#### [Exercise data]
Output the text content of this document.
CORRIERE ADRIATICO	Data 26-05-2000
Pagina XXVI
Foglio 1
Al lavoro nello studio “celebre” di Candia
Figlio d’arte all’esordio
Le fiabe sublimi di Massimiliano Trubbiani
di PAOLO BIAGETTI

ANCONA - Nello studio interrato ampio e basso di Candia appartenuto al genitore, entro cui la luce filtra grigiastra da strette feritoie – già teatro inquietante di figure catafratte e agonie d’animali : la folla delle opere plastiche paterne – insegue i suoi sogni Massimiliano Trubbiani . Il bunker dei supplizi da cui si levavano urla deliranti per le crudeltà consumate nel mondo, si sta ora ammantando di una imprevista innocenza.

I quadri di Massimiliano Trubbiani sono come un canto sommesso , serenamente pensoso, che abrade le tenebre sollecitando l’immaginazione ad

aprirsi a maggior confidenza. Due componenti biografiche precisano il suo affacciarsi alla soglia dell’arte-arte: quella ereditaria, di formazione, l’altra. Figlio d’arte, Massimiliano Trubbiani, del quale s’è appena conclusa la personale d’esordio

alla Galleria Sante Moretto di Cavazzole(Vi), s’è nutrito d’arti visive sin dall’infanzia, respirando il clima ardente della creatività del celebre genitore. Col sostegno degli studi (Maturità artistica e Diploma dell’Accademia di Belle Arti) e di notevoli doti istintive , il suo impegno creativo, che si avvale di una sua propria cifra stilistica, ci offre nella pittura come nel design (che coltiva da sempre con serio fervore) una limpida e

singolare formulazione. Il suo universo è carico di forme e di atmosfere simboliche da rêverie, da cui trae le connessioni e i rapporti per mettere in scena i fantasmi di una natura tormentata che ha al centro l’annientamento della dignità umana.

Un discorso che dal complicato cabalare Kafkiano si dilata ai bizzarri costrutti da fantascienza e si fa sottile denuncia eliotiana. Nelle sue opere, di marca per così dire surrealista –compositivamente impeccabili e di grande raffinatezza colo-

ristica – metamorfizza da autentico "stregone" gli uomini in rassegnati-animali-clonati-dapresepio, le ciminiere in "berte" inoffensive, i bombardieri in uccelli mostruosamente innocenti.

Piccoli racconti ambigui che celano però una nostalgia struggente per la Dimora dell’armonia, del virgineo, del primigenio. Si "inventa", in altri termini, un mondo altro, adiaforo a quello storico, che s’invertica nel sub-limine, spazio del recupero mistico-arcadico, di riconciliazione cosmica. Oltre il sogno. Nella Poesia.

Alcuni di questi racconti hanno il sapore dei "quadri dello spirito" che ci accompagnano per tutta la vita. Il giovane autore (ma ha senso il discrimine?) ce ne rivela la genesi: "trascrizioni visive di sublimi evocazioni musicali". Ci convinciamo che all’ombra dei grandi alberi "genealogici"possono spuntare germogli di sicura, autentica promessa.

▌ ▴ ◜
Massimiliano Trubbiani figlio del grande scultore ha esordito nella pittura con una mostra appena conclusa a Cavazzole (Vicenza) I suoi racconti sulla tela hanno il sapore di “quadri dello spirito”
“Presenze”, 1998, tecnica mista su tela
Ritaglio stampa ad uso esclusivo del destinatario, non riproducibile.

==

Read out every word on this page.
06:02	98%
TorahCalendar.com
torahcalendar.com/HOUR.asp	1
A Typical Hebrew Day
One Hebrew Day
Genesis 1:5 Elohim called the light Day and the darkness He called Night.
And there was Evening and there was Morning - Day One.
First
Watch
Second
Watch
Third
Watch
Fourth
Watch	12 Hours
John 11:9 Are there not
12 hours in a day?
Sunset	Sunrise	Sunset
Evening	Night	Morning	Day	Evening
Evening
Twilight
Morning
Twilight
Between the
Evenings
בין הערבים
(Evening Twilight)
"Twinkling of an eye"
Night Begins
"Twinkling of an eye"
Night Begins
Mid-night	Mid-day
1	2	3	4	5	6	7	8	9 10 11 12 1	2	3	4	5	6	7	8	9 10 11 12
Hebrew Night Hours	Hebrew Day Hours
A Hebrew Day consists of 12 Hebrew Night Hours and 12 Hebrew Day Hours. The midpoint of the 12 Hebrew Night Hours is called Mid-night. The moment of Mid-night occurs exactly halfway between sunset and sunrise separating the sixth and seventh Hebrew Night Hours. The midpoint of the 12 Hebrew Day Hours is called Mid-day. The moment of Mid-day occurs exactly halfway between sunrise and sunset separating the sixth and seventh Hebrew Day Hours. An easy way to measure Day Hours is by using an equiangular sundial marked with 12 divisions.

...

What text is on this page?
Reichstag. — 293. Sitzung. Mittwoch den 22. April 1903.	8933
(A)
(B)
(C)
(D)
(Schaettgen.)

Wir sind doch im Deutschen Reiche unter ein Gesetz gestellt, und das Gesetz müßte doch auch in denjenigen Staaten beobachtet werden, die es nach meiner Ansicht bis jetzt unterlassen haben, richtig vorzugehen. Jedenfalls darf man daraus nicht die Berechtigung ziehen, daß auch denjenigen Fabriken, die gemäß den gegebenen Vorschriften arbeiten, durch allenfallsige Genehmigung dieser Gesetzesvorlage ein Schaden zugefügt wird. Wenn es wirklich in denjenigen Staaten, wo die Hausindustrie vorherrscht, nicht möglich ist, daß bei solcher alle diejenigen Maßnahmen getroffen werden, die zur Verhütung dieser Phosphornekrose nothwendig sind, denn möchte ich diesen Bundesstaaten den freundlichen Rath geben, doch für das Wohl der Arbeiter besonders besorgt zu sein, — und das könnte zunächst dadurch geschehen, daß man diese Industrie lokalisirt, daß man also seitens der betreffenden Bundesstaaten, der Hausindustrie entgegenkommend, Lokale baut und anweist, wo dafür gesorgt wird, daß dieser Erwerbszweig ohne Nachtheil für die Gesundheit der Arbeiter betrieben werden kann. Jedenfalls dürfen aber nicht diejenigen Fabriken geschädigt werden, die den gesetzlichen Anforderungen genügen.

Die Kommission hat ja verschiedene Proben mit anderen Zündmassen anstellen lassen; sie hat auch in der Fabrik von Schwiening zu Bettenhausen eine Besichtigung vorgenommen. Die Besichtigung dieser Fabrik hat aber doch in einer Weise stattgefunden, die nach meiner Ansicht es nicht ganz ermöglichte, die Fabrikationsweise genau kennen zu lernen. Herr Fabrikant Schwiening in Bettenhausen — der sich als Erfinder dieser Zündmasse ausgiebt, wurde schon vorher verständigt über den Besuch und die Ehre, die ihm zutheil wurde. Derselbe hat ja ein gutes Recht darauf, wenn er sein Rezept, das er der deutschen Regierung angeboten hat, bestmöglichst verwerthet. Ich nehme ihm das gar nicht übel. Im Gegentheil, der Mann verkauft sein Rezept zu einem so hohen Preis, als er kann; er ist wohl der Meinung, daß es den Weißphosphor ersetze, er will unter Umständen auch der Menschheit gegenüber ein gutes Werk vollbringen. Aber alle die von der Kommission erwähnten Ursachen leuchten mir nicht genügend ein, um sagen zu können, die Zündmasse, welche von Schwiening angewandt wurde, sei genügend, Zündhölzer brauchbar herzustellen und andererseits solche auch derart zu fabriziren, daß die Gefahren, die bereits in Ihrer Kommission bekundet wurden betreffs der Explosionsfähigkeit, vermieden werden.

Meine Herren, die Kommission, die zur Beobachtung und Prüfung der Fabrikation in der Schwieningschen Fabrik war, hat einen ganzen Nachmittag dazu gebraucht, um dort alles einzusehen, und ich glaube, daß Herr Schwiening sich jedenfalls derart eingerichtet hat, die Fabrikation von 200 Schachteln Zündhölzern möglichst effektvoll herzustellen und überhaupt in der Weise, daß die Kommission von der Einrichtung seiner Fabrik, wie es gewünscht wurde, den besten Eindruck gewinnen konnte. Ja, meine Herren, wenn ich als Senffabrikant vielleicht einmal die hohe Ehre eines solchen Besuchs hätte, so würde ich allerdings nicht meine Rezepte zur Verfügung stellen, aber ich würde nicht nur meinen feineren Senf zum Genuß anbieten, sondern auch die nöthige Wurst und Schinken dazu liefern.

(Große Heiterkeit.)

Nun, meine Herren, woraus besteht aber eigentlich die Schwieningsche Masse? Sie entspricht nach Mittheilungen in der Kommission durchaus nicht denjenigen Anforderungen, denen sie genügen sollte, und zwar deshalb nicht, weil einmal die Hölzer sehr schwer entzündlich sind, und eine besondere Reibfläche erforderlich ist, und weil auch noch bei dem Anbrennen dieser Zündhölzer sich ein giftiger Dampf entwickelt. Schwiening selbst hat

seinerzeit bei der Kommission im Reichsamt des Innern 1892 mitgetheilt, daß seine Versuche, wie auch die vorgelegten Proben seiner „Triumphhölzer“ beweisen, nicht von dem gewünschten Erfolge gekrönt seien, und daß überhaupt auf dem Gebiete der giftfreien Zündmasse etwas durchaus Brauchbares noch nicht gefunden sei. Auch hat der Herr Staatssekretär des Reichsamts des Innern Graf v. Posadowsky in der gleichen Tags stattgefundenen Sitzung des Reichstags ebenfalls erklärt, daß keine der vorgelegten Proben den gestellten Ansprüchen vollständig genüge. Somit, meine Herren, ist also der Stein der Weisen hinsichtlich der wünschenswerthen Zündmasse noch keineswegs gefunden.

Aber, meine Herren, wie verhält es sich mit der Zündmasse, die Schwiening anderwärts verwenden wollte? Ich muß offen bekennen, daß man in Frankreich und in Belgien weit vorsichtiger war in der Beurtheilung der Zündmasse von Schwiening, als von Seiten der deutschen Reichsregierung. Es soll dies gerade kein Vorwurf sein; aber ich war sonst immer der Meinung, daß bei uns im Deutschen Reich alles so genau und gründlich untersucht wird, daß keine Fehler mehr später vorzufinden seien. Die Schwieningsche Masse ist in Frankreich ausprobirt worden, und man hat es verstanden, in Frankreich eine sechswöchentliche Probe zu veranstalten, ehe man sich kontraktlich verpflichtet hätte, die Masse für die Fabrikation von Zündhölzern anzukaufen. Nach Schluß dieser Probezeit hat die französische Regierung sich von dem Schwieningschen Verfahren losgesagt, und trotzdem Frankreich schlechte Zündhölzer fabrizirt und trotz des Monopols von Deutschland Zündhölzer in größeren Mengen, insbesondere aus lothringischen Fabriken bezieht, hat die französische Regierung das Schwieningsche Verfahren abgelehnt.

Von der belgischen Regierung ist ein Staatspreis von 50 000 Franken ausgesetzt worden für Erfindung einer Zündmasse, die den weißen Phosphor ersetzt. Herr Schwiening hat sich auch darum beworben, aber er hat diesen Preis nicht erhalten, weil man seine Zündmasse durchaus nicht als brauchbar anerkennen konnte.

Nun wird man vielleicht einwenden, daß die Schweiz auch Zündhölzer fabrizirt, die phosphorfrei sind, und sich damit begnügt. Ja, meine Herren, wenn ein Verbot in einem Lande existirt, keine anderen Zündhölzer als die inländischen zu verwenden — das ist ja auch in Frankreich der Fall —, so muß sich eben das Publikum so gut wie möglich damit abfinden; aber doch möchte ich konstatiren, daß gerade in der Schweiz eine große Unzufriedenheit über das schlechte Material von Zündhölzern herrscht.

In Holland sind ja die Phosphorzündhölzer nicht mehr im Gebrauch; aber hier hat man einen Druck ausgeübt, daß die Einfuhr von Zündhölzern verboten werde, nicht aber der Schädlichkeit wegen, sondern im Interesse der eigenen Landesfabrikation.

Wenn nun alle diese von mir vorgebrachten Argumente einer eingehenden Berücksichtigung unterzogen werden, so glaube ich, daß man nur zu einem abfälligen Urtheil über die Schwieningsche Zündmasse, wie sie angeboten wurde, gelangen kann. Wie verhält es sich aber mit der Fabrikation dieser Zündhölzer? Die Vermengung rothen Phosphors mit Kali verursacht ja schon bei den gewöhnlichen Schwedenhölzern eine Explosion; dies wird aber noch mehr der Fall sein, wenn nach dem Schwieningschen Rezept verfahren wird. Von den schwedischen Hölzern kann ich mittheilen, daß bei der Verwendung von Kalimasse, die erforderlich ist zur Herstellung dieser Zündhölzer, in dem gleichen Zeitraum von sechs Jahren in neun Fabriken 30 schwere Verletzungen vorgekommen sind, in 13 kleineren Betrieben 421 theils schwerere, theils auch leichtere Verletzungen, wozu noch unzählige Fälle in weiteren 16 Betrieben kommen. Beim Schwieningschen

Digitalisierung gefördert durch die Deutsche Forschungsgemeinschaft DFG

#### [Exercise]
Please count how many lines of the material above include the string "Morning", then give that number alone.

#### [Answer box]
3